## PROBLEM DESCRIPTION
Could you print every record exactly as it stands?

## SUPPLIED DATA
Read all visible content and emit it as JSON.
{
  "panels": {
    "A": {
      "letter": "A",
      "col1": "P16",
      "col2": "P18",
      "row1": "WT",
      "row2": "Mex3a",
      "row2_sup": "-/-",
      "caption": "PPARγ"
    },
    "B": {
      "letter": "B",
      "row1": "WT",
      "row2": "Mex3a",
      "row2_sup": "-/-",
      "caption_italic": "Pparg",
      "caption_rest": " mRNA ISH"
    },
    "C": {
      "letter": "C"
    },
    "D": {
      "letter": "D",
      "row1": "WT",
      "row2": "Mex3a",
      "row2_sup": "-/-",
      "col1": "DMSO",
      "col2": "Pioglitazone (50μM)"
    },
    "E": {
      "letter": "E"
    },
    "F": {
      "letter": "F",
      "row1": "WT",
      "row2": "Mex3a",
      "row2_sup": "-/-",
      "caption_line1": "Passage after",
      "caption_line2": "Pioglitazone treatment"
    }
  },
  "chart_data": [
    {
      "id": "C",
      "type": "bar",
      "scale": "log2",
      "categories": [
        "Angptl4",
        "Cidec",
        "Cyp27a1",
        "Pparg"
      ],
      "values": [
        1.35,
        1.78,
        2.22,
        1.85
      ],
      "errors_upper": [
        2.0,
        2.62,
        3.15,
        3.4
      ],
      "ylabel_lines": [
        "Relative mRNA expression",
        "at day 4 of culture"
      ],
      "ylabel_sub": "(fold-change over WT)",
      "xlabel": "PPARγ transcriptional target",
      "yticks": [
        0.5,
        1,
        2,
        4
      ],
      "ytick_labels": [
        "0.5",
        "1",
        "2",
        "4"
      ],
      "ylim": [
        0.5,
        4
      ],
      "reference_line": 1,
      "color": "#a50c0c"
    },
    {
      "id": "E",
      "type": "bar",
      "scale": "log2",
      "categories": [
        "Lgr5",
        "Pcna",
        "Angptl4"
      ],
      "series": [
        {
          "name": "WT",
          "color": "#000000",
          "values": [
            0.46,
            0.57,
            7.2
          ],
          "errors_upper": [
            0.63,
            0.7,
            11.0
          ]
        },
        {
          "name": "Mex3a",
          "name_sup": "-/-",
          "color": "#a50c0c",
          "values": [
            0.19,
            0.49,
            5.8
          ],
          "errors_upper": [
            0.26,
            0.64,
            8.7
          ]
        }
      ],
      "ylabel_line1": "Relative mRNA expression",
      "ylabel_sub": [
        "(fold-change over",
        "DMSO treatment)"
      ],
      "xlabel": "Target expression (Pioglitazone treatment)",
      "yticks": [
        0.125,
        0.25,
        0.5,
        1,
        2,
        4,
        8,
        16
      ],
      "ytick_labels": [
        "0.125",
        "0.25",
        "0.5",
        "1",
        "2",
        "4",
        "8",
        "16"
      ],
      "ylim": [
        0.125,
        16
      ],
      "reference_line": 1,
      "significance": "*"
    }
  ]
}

## SOLUTION FOR THIS PROBLEM
Read all visible content and emit it as JSON.
{
  "panels": {
    "A": {
      "letter": "A",
      "col1": "P16",
      "col2": "P18",
      "row1": "WT",
      "row2": "Mex3a",
      "row2_sup": "-/-",
      "caption": "PPARγ"
    },
    "B": {
      "letter": "B",
      "row1": "WT",
      "row2": "Mex3a",
      "row2_sup": "-/-",
      "caption_italic": "Pparg",
      "caption_rest": " mRNA ISH"
    },
    "C": {
      "letter": "C"
    },
    "D": {
      "letter": "D",
      "row1": "WT",
      "row2": "Mex3a",
      "row2_sup": "-/-",
      "col1": "DMSO",
      "col2": "Pioglitazone (50μM)"
    },
    "E": {
      "letter": "E"
    },
    "F": {
      "letter": "F",
      "row1": "WT",
      "row2": "Mex3a",
      "row2_sup": "-/-",
      "caption_line1": "Passage after",
      "caption_line2": "Pioglitazone treatment"
    }
  },
  "chart_data": [
    {
      "id": "C",
      "type": "bar",
      "scale": "log2",
      "categories": [
        "Angptl4",
        "Cidec",
        "Cyp27a1",
        "Pparg"
      ],
      "values": [
        1.35,
        1.78,
        2.22,
        1.85
      ],
      "errors_upper": [
        2.0,
        2.62,
        3.15,
        3.4
      ],
      "ylabel_lines": [
        "Relative mRNA expression",
        "at day 4 of culture"
      ],
      "ylabel_sub": "(fold-change over WT)",
      "xlabel": "PPARγ transcriptional target",
      "yticks": [
        0.5,
        1,
        2,
        4
      ],
      "ytick_labels": [
        "0.5",
        "1",
        "2",
        "4"
      ],
      "ylim": [
        0.5,
        4
      ],
      "reference_line": 1,
      "color": "#a50c0c"
    },
    {
      "id": "E",
      "type": "bar",
      "scale": "log2",
      "categories": [
        "Lgr5",
        "Pcna",
        "Angptl4"
      ],
      "series": [
        {
          "name": "WT",
          "color": "#000000",
          "values": [
            0.46,
            0.57,
            7.2
          ],
          "errors_upper": [
            0.63,
            0.7,
            11.0
          ]
        },
        {
          "name": "Mex3a",
          "name_sup": "-/-",
          "color": "#a50c0c",
          "values": [
            0.19,
            0.49,
            5.8
          ],
          "errors_upper": [
            0.26,
            0.64,
            8.7
          ]
        }
      ],
      "ylabel_line1": "Relative mRNA expression",
      "ylabel_sub": [
        "(fold-change over",
        "DMSO treatment)"
      ],
      "xlabel": "Target expression (Pioglitazone treatment)",
      "yticks": [
        0.125,
        0.25,
        0.5,
        1,
        2,
        4,
        8,
        16
      ],
      "ytick_labels": [
        "0.125",
        "0.25",
        "0.5",
        "1",
        "2",
        "4",
        "8",
        "16"
      ],
      "ylim": [
        0.125,
        16
      ],
      "reference_line": 1,
      "significance": "*"
    }
  ]
}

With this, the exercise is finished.